Items listed in a dataset:
— Begin —

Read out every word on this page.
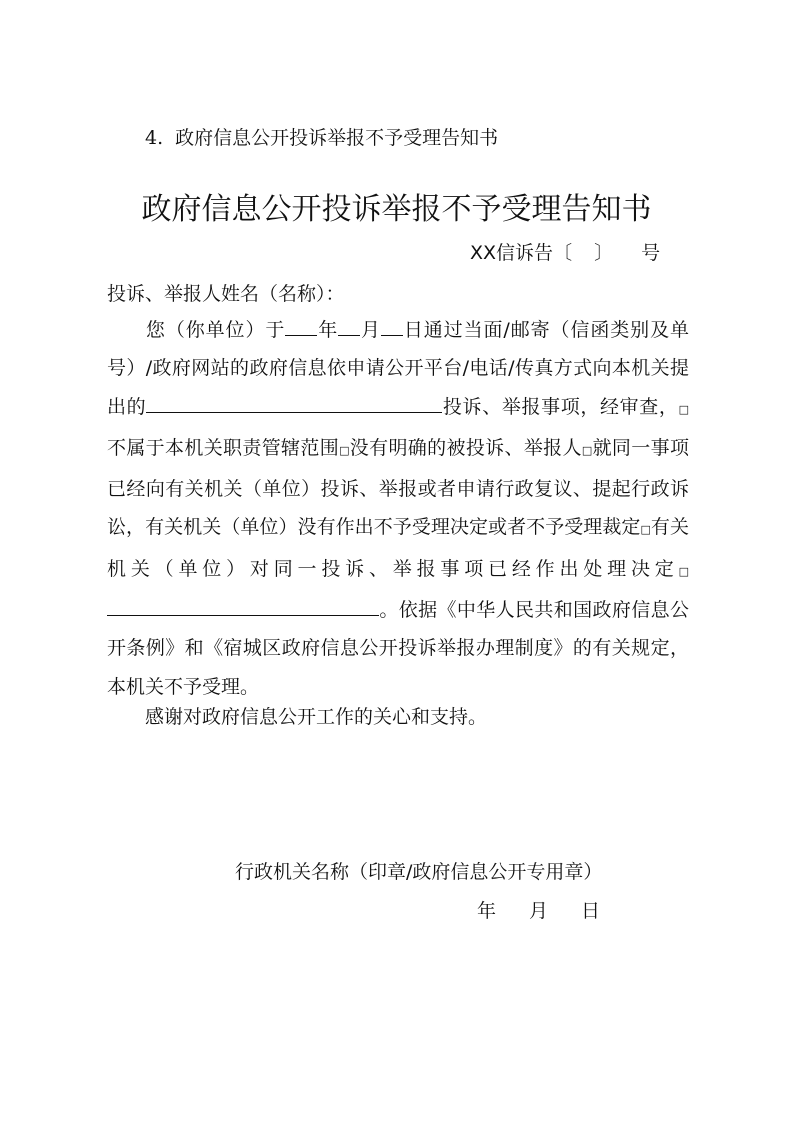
4. 政府信息公开投诉举报不予受理告知书
政府信息公开投诉举报不予受理告知书
XX信诉告〔 〕 号
投诉、举报人姓名（名称）：
您（你单位）于 年 月 日通过当面/邮寄（信函类别及单号）/政府网站的政府信息依申请公开平台/电话/传真方式向本机关提出的	投诉、举报事项，经审查，□不属于本机关职责管辖范围□没有明确的被投诉、举报人□就同一事项已经向有关机关（单位）投诉、举报或者申请行政复议、提起行政诉讼，有关机关（单位）没有作出不予受理决定或者不予受理裁定□有关机关（单位）对同一投诉、举报事项已经作出处理决定□。依据《中华人民共和国政府信息公开条例》和《宿城区政府信息公开投诉举报办理制度》的有关规定，本机关不予受理。
感谢对政府信息公开工作的关心和支持。
行政机关名称（印章/政府信息公开专用章）
年 月 日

— End —

■ What is required ■
How many of these lines contain "政府信息公开投诉举报不予受理告知书"? Write only the number.

■ Completed task ■
2